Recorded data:
= = = =

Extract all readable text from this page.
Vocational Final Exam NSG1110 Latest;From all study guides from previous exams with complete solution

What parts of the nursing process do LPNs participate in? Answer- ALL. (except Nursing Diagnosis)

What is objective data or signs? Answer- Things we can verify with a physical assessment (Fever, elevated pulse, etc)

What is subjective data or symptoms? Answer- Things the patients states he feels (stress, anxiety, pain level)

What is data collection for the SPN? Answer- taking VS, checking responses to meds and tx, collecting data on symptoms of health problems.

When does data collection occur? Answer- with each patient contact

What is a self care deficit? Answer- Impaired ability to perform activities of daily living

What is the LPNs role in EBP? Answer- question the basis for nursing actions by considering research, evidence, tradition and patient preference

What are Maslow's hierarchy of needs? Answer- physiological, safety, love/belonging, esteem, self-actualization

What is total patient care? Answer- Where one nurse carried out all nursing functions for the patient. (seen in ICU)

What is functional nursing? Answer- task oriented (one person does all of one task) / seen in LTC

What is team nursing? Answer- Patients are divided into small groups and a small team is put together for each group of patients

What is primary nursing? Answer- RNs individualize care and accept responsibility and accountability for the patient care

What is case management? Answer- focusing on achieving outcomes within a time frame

= = = =

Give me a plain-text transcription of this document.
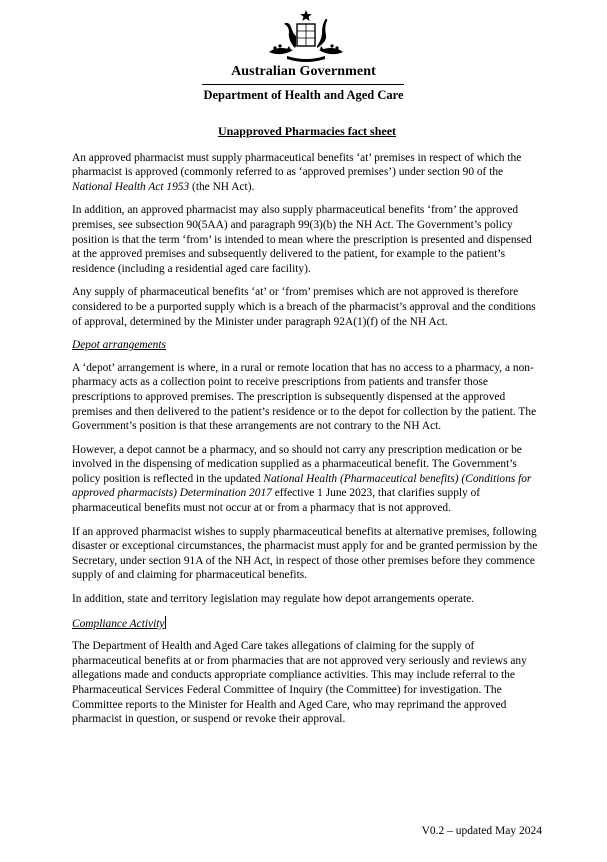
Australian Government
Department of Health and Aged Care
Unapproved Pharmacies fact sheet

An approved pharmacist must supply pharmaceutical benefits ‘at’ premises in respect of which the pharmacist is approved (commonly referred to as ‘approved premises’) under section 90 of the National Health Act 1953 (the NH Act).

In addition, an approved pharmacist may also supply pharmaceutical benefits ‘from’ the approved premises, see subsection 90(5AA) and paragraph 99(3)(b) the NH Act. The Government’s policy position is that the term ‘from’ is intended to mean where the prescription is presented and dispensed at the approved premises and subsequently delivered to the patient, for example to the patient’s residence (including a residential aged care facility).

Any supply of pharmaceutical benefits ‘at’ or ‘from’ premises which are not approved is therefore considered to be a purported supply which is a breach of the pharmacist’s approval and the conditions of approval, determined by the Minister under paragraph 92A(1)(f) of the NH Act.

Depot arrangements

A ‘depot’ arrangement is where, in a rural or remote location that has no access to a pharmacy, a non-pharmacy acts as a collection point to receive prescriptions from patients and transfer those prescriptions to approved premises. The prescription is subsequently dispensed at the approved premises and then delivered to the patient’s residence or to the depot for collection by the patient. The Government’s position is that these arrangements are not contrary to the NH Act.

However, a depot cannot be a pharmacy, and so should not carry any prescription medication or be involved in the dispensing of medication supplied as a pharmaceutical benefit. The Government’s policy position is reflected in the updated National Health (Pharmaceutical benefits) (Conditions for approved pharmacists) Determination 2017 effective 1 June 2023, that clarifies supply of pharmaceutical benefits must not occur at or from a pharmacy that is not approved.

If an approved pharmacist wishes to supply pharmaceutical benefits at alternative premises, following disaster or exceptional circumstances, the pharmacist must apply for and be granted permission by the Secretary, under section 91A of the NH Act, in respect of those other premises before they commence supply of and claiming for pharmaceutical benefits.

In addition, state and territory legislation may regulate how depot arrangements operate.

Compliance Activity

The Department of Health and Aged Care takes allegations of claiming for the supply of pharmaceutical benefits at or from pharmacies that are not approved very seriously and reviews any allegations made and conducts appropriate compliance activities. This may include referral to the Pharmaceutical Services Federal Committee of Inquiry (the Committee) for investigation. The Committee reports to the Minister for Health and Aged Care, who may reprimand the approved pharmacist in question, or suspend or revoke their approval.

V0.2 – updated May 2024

= = = =

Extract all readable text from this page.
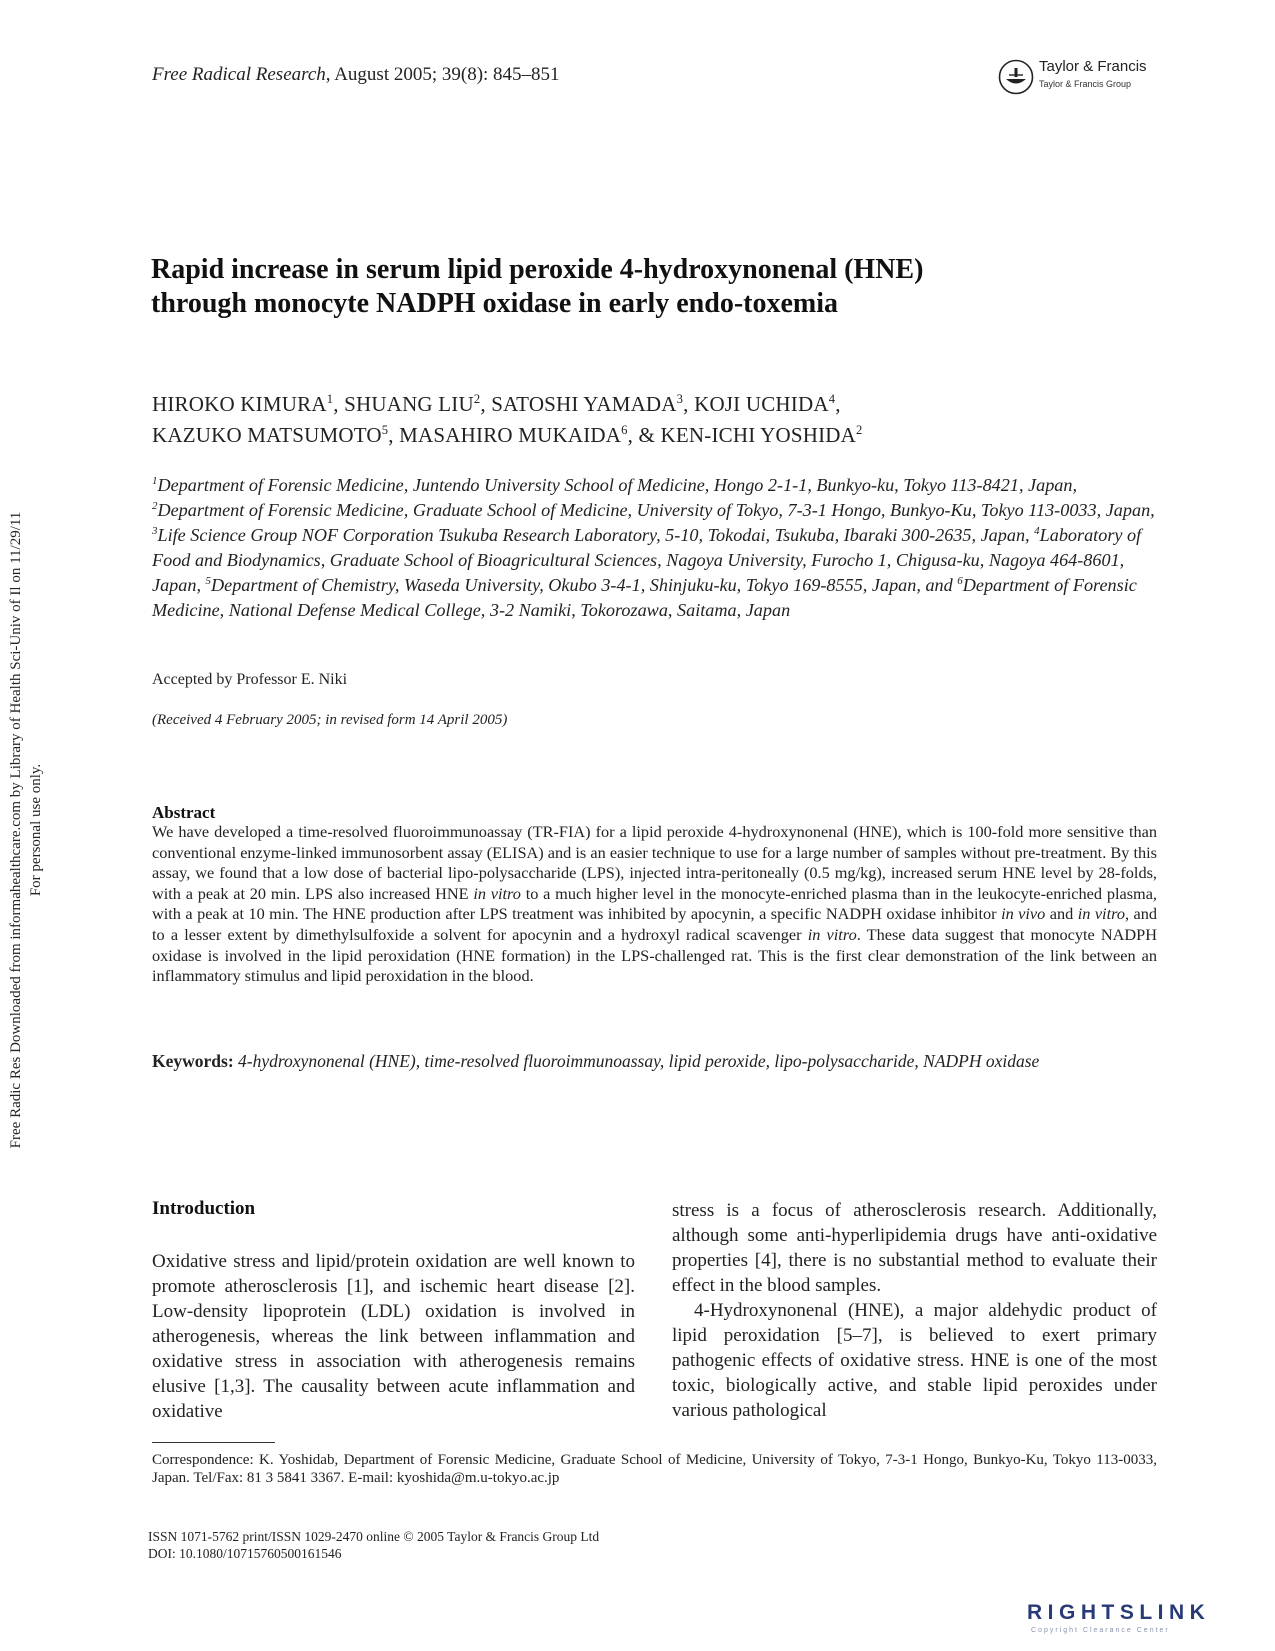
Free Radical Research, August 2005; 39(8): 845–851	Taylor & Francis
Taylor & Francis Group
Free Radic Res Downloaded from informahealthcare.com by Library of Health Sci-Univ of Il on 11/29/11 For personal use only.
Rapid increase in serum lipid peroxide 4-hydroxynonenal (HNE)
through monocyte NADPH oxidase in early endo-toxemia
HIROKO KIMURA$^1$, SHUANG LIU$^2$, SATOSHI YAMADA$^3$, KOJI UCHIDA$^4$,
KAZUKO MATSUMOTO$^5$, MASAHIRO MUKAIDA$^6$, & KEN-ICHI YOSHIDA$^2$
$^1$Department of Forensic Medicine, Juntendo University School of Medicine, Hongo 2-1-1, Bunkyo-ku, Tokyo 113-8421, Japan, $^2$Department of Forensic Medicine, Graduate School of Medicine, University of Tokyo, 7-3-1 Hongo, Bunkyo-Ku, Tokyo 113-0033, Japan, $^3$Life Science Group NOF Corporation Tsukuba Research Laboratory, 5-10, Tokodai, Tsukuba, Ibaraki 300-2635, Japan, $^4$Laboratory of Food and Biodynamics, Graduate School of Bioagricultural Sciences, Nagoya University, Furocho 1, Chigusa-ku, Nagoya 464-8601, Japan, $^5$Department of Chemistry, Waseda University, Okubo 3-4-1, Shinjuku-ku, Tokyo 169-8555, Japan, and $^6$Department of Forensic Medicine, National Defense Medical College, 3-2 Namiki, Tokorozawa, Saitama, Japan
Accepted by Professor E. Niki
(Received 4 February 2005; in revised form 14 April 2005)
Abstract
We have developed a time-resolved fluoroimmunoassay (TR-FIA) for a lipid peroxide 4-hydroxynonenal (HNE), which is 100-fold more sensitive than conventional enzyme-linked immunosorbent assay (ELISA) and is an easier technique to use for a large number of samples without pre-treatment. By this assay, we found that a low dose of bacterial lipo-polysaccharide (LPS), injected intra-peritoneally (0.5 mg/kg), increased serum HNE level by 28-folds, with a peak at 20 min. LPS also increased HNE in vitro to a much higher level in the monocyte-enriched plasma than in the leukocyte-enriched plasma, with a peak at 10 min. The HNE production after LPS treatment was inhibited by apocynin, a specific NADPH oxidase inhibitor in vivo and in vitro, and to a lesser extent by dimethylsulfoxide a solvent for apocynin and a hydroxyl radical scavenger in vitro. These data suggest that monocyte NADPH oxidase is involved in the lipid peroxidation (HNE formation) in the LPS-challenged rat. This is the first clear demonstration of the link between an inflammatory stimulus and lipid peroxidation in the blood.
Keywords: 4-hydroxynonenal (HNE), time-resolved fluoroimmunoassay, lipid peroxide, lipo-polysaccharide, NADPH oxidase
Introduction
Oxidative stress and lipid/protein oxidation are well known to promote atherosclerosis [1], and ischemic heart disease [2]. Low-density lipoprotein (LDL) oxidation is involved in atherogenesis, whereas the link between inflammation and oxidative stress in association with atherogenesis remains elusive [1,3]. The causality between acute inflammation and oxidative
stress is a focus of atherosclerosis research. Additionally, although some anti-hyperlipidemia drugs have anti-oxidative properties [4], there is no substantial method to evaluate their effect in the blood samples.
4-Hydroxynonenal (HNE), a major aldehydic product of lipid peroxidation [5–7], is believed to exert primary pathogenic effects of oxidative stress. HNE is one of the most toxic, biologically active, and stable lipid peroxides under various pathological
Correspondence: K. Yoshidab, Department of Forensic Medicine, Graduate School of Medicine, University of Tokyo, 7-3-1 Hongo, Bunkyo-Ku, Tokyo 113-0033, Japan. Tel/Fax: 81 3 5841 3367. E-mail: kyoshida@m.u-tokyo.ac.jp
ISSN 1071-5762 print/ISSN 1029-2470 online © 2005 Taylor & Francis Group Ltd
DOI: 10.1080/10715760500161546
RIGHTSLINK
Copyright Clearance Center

= = = =

About this exercise - In the entries above, find the lines containing the word "atherosclerosis" and say how many there are, with no other words.

Problem solution - 2